● **YOUR INSTRUCTIONS**
Pull out every line below that holds the word "without".
— BEGIN —
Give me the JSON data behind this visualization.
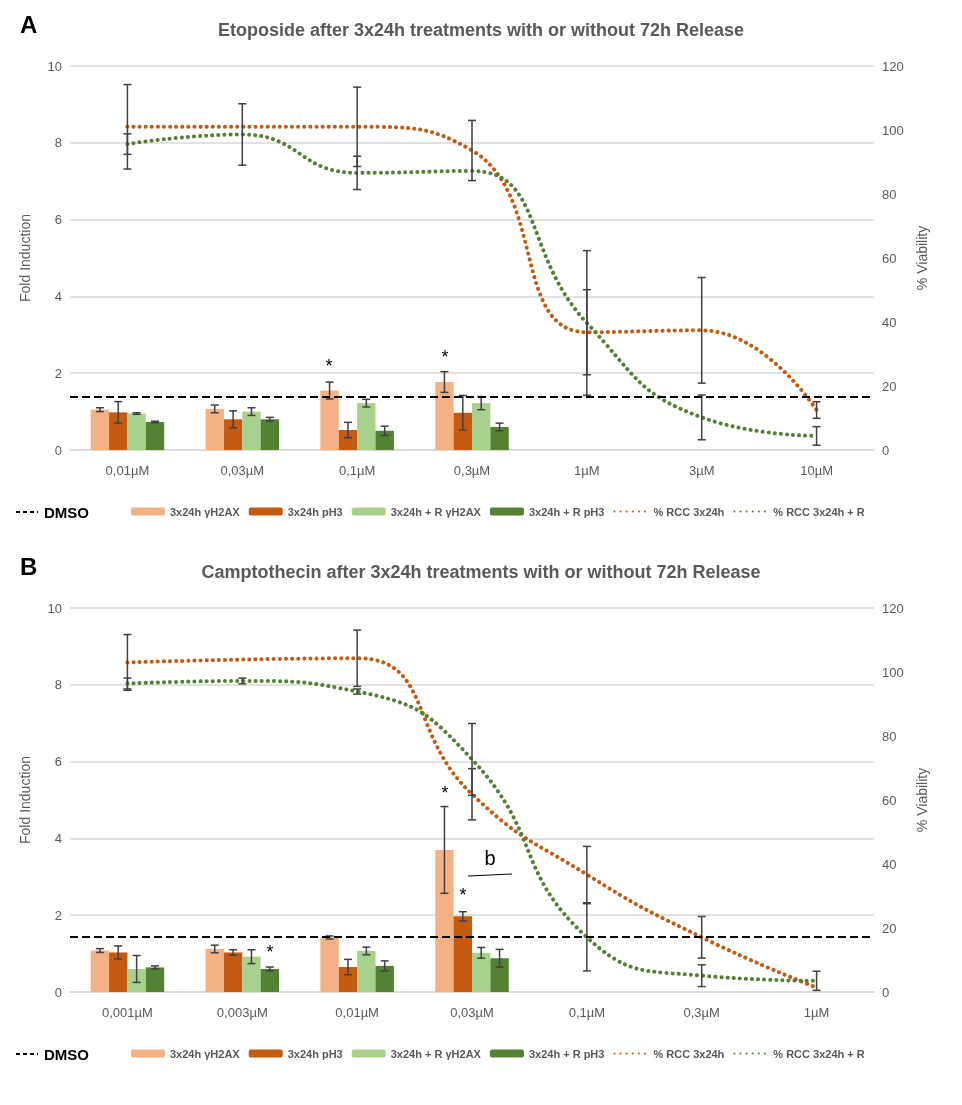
{
  "chart_data": [
    {
      "type": "bar",
      "title": "Etoposide after 3x24h treatments with or without 72h Release",
      "ylabel": "Fold Induction",
      "y2label": "% Viability",
      "categories": [
        "0,01µM",
        "0,03µM",
        "0,1µM",
        "0,3µM",
        "1µM",
        "3µM",
        "10µM"
      ],
      "series": [
        {
          "name": "3x24h γH2AX",
          "color": "#f4b183",
          "values": [
            1.05,
            1.07,
            1.55,
            1.77,
            null,
            null,
            null
          ],
          "errors": [
            0.05,
            0.1,
            0.22,
            0.27,
            null,
            null,
            null
          ]
        },
        {
          "name": "3x24h pH3",
          "color": "#c55a11",
          "values": [
            0.98,
            0.8,
            0.52,
            0.97,
            null,
            null,
            null
          ],
          "errors": [
            0.28,
            0.22,
            0.2,
            0.45,
            null,
            null,
            null
          ]
        },
        {
          "name": "3x24h + R γH2AX",
          "color": "#a9d18e",
          "values": [
            0.95,
            1.0,
            1.22,
            1.22,
            null,
            null,
            null
          ],
          "errors": [
            0.02,
            0.1,
            0.1,
            0.17,
            null,
            null,
            null
          ]
        },
        {
          "name": "3x24h + R pH3",
          "color": "#548235",
          "values": [
            0.73,
            0.8,
            0.5,
            0.6,
            null,
            null,
            null
          ],
          "errors": [
            0.02,
            0.05,
            0.12,
            0.1,
            null,
            null,
            null
          ]
        },
        {
          "name": "% RCC 3x24h",
          "type": "line",
          "axis": "y2",
          "color": "#c55a11",
          "line_style": "dotted",
          "marker": "none",
          "values": [
            101,
            null,
            101,
            93.6,
            36.8,
            37.4,
            12.5
          ],
          "errors": [
            13.2,
            null,
            12.4,
            9.4,
            13.3,
            16.5,
            2.6
          ]
        },
        {
          "name": "% RCC 3x24h + R",
          "type": "line",
          "axis": "y2",
          "color": "#548235",
          "line_style": "dotted",
          "marker": "none",
          "values": [
            95.6,
            98.6,
            86.6,
            87.2,
            39.7,
            10.2,
            4.4
          ],
          "errors": [
            3.2,
            9.6,
            5.2,
            null,
            22.6,
            7,
            2.9
          ]
        }
      ],
      "ylim": [
        0,
        10
      ],
      "yticks": [
        0,
        2,
        4,
        6,
        8,
        10
      ],
      "y2lim": [
        0,
        120
      ],
      "y2ticks": [
        0,
        20,
        40,
        60,
        80,
        100,
        120
      ],
      "grid": "y",
      "legend": "bottom",
      "ref_lines": [
        {
          "axis": "y",
          "value": 1.38,
          "label": "DMSO",
          "color": "#000000",
          "line_style": "dashed"
        }
      ],
      "annotations": [
        "A",
        "*",
        "*"
      ]
    },
    {
      "type": "bar",
      "title": "Camptothecin after 3x24h treatments with or without 72h Release",
      "ylabel": "Fold Induction",
      "y2label": "% Viability",
      "categories": [
        "0,001µM",
        "0,003µM",
        "0,01µM",
        "0,03µM",
        "0,1µM",
        "0,3µM",
        "1µM"
      ],
      "series": [
        {
          "name": "3x24h γH2AX",
          "color": "#f4b183",
          "values": [
            1.08,
            1.12,
            1.42,
            3.7,
            null,
            null,
            null
          ],
          "errors": [
            0.05,
            0.1,
            0.04,
            1.13,
            null,
            null,
            null
          ]
        },
        {
          "name": "3x24h pH3",
          "color": "#c55a11",
          "values": [
            1.03,
            1.03,
            0.65,
            1.97,
            null,
            null,
            null
          ],
          "errors": [
            0.17,
            0.07,
            0.2,
            0.12,
            null,
            null,
            null
          ]
        },
        {
          "name": "3x24h + R γH2AX",
          "color": "#a9d18e",
          "values": [
            0.6,
            0.92,
            1.07,
            1.02,
            null,
            null,
            null
          ],
          "errors": [
            0.35,
            0.18,
            0.1,
            0.14,
            null,
            null,
            null
          ]
        },
        {
          "name": "3x24h + R pH3",
          "color": "#548235",
          "values": [
            0.64,
            0.6,
            0.68,
            0.88,
            null,
            null,
            null
          ],
          "errors": [
            0.04,
            0.05,
            0.13,
            0.23,
            null,
            null,
            null
          ]
        },
        {
          "name": "% RCC 3x24h",
          "type": "line",
          "axis": "y2",
          "color": "#c55a11",
          "line_style": "dotted",
          "marker": "none",
          "values": [
            103,
            null,
            104.3,
            61.8,
            36.7,
            17.1,
            1.4
          ],
          "errors": [
            8.7,
            null,
            8.8,
            8,
            8.8,
            6.5,
            null
          ]
        },
        {
          "name": "% RCC 3x24h + R",
          "type": "line",
          "axis": "y2",
          "color": "#548235",
          "line_style": "dotted",
          "marker": "none",
          "values": [
            96.4,
            97.2,
            93.9,
            72.7,
            17.1,
            5.1,
            3.5
          ],
          "errors": [
            1.7,
            0.9,
            0.8,
            11.2,
            10.5,
            3.4,
            3
          ]
        }
      ],
      "ylim": [
        0,
        10
      ],
      "yticks": [
        0,
        2,
        4,
        6,
        8,
        10
      ],
      "y2lim": [
        0,
        120
      ],
      "y2ticks": [
        0,
        20,
        40,
        60,
        80,
        100,
        120
      ],
      "grid": "y",
      "legend": "bottom",
      "ref_lines": [
        {
          "axis": "y",
          "value": 1.45,
          "label": "DMSO",
          "color": "#000000",
          "line_style": "dashed"
        }
      ],
      "annotations": [
        "B",
        "*",
        "*",
        "*",
        "b"
      ]
    }
  ]
}
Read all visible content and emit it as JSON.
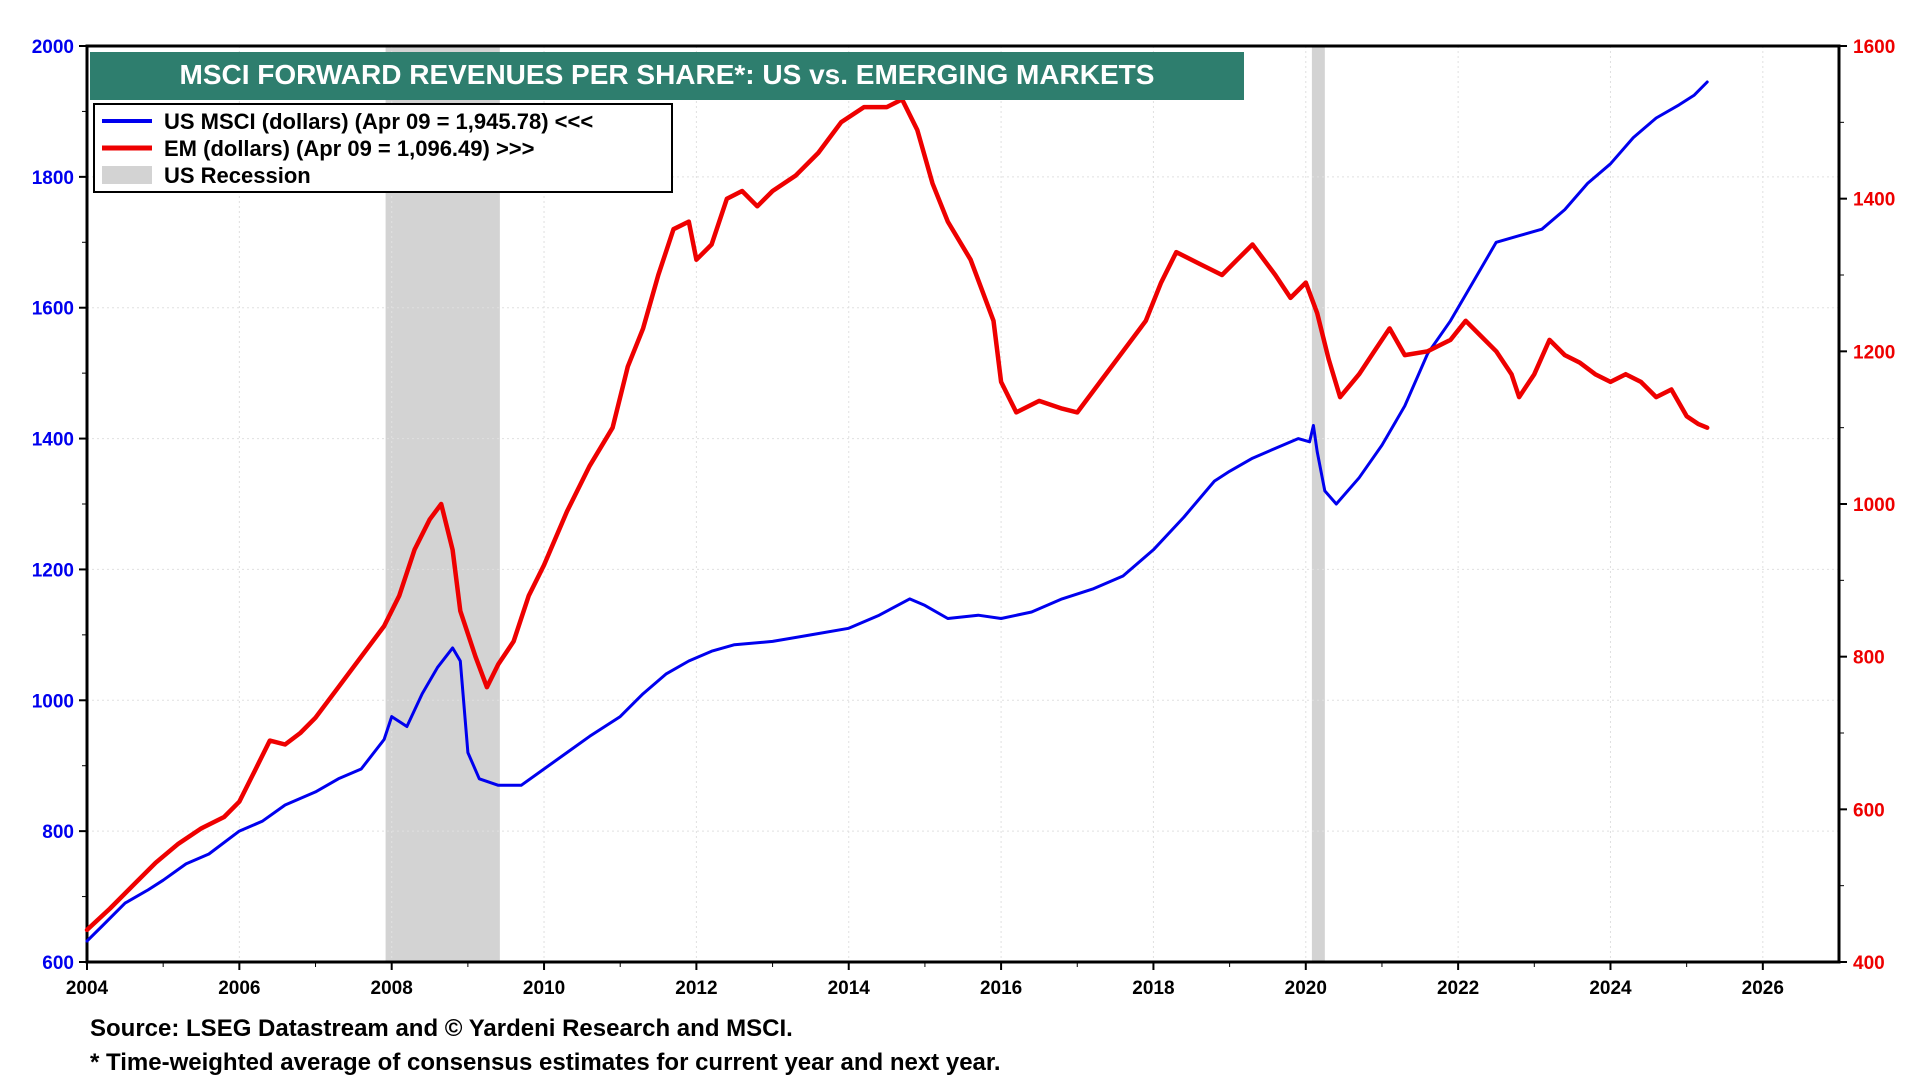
{
  "chart_data": {
    "type": "line",
    "title": "MSCI FORWARD REVENUES PER SHARE*: US vs. EMERGING MARKETS",
    "xlim": [
      2004,
      2027
    ],
    "x_ticks": [
      "2004",
      "2006",
      "2008",
      "2010",
      "2012",
      "2014",
      "2016",
      "2018",
      "2020",
      "2022",
      "2024",
      "2026"
    ],
    "y_left": {
      "min": 600,
      "max": 2000,
      "ticks": [
        "600",
        "800",
        "1000",
        "1200",
        "1400",
        "1600",
        "1800",
        "2000"
      ],
      "color": "#0000ee"
    },
    "y_right": {
      "min": 400,
      "max": 1600,
      "ticks": [
        "400",
        "600",
        "800",
        "1000",
        "1200",
        "1400",
        "1600"
      ],
      "color": "#ee0000"
    },
    "legend": {
      "position": "top-left",
      "items": [
        {
          "label": "US MSCI (dollars) (Apr 09 = 1,945.78) <<<",
          "color": "#0000ee",
          "kind": "line"
        },
        {
          "label": "EM (dollars) (Apr 09 = 1,096.49) >>>",
          "color": "#ee0000",
          "kind": "line"
        },
        {
          "label": "US Recession",
          "color": "#d3d3d3",
          "kind": "box"
        }
      ]
    },
    "recessions": [
      {
        "start": 2007.92,
        "end": 2009.42
      },
      {
        "start": 2020.08,
        "end": 2020.25
      }
    ],
    "series": [
      {
        "name": "US MSCI (dollars)",
        "axis": "left",
        "color": "#0000ee",
        "points": [
          [
            2004.0,
            632
          ],
          [
            2004.2,
            655
          ],
          [
            2004.5,
            690
          ],
          [
            2004.8,
            710
          ],
          [
            2005.0,
            725
          ],
          [
            2005.3,
            750
          ],
          [
            2005.6,
            765
          ],
          [
            2006.0,
            800
          ],
          [
            2006.3,
            815
          ],
          [
            2006.6,
            840
          ],
          [
            2007.0,
            860
          ],
          [
            2007.3,
            880
          ],
          [
            2007.6,
            895
          ],
          [
            2007.9,
            940
          ],
          [
            2008.0,
            975
          ],
          [
            2008.2,
            960
          ],
          [
            2008.4,
            1010
          ],
          [
            2008.6,
            1050
          ],
          [
            2008.8,
            1080
          ],
          [
            2008.9,
            1060
          ],
          [
            2009.0,
            920
          ],
          [
            2009.15,
            880
          ],
          [
            2009.4,
            870
          ],
          [
            2009.7,
            870
          ],
          [
            2010.0,
            895
          ],
          [
            2010.3,
            920
          ],
          [
            2010.6,
            945
          ],
          [
            2011.0,
            975
          ],
          [
            2011.3,
            1010
          ],
          [
            2011.6,
            1040
          ],
          [
            2011.9,
            1060
          ],
          [
            2012.2,
            1075
          ],
          [
            2012.5,
            1085
          ],
          [
            2013.0,
            1090
          ],
          [
            2013.5,
            1100
          ],
          [
            2014.0,
            1110
          ],
          [
            2014.4,
            1130
          ],
          [
            2014.8,
            1155
          ],
          [
            2015.0,
            1145
          ],
          [
            2015.3,
            1125
          ],
          [
            2015.7,
            1130
          ],
          [
            2016.0,
            1125
          ],
          [
            2016.4,
            1135
          ],
          [
            2016.8,
            1155
          ],
          [
            2017.2,
            1170
          ],
          [
            2017.6,
            1190
          ],
          [
            2018.0,
            1230
          ],
          [
            2018.4,
            1280
          ],
          [
            2018.8,
            1335
          ],
          [
            2019.0,
            1350
          ],
          [
            2019.3,
            1370
          ],
          [
            2019.6,
            1385
          ],
          [
            2019.9,
            1400
          ],
          [
            2020.05,
            1395
          ],
          [
            2020.1,
            1420
          ],
          [
            2020.15,
            1380
          ],
          [
            2020.25,
            1320
          ],
          [
            2020.4,
            1300
          ],
          [
            2020.7,
            1340
          ],
          [
            2021.0,
            1390
          ],
          [
            2021.3,
            1450
          ],
          [
            2021.6,
            1530
          ],
          [
            2021.9,
            1580
          ],
          [
            2022.2,
            1640
          ],
          [
            2022.5,
            1700
          ],
          [
            2022.8,
            1710
          ],
          [
            2023.1,
            1720
          ],
          [
            2023.4,
            1750
          ],
          [
            2023.7,
            1790
          ],
          [
            2024.0,
            1820
          ],
          [
            2024.3,
            1860
          ],
          [
            2024.6,
            1890
          ],
          [
            2024.9,
            1910
          ],
          [
            2025.1,
            1925
          ],
          [
            2025.27,
            1945
          ]
        ]
      },
      {
        "name": "EM (dollars)",
        "axis": "right",
        "color": "#ee0000",
        "points": [
          [
            2004.0,
            442
          ],
          [
            2004.3,
            470
          ],
          [
            2004.6,
            500
          ],
          [
            2004.9,
            530
          ],
          [
            2005.2,
            555
          ],
          [
            2005.5,
            575
          ],
          [
            2005.8,
            590
          ],
          [
            2006.0,
            610
          ],
          [
            2006.2,
            650
          ],
          [
            2006.4,
            690
          ],
          [
            2006.6,
            685
          ],
          [
            2006.8,
            700
          ],
          [
            2007.0,
            720
          ],
          [
            2007.3,
            760
          ],
          [
            2007.6,
            800
          ],
          [
            2007.9,
            840
          ],
          [
            2008.1,
            880
          ],
          [
            2008.3,
            940
          ],
          [
            2008.5,
            980
          ],
          [
            2008.65,
            1000
          ],
          [
            2008.8,
            940
          ],
          [
            2008.9,
            860
          ],
          [
            2009.1,
            800
          ],
          [
            2009.25,
            760
          ],
          [
            2009.4,
            790
          ],
          [
            2009.6,
            820
          ],
          [
            2009.8,
            880
          ],
          [
            2010.0,
            920
          ],
          [
            2010.3,
            990
          ],
          [
            2010.6,
            1050
          ],
          [
            2010.9,
            1100
          ],
          [
            2011.1,
            1180
          ],
          [
            2011.3,
            1230
          ],
          [
            2011.5,
            1300
          ],
          [
            2011.7,
            1360
          ],
          [
            2011.9,
            1370
          ],
          [
            2012.0,
            1320
          ],
          [
            2012.2,
            1340
          ],
          [
            2012.4,
            1400
          ],
          [
            2012.6,
            1410
          ],
          [
            2012.8,
            1390
          ],
          [
            2013.0,
            1410
          ],
          [
            2013.3,
            1430
          ],
          [
            2013.6,
            1460
          ],
          [
            2013.9,
            1500
          ],
          [
            2014.2,
            1520
          ],
          [
            2014.5,
            1520
          ],
          [
            2014.7,
            1530
          ],
          [
            2014.9,
            1490
          ],
          [
            2015.1,
            1420
          ],
          [
            2015.3,
            1370
          ],
          [
            2015.6,
            1320
          ],
          [
            2015.9,
            1240
          ],
          [
            2016.0,
            1160
          ],
          [
            2016.2,
            1120
          ],
          [
            2016.5,
            1135
          ],
          [
            2016.8,
            1125
          ],
          [
            2017.0,
            1120
          ],
          [
            2017.3,
            1160
          ],
          [
            2017.6,
            1200
          ],
          [
            2017.9,
            1240
          ],
          [
            2018.1,
            1290
          ],
          [
            2018.3,
            1330
          ],
          [
            2018.6,
            1315
          ],
          [
            2018.9,
            1300
          ],
          [
            2019.1,
            1320
          ],
          [
            2019.3,
            1340
          ],
          [
            2019.6,
            1300
          ],
          [
            2019.8,
            1270
          ],
          [
            2020.0,
            1290
          ],
          [
            2020.15,
            1250
          ],
          [
            2020.3,
            1190
          ],
          [
            2020.45,
            1140
          ],
          [
            2020.7,
            1170
          ],
          [
            2020.9,
            1200
          ],
          [
            2021.1,
            1230
          ],
          [
            2021.3,
            1195
          ],
          [
            2021.6,
            1200
          ],
          [
            2021.9,
            1215
          ],
          [
            2022.1,
            1240
          ],
          [
            2022.3,
            1220
          ],
          [
            2022.5,
            1200
          ],
          [
            2022.7,
            1170
          ],
          [
            2022.8,
            1140
          ],
          [
            2023.0,
            1170
          ],
          [
            2023.2,
            1215
          ],
          [
            2023.4,
            1195
          ],
          [
            2023.6,
            1185
          ],
          [
            2023.8,
            1170
          ],
          [
            2024.0,
            1160
          ],
          [
            2024.2,
            1170
          ],
          [
            2024.4,
            1160
          ],
          [
            2024.6,
            1140
          ],
          [
            2024.8,
            1150
          ],
          [
            2025.0,
            1115
          ],
          [
            2025.15,
            1105
          ],
          [
            2025.27,
            1100
          ]
        ]
      }
    ]
  },
  "footnotes": {
    "source": "Source: LSEG Datastream and © Yardeni Research and MSCI.",
    "asterisk": "* Time-weighted average of consensus estimates for current year and next year."
  }
}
— END —
● **WORKED ANSWER**
      "title": "Etoposide after 3x24h treatments with or without 72h Release",
      "title": "Camptothecin after 3x24h treatments with or without 72h Release",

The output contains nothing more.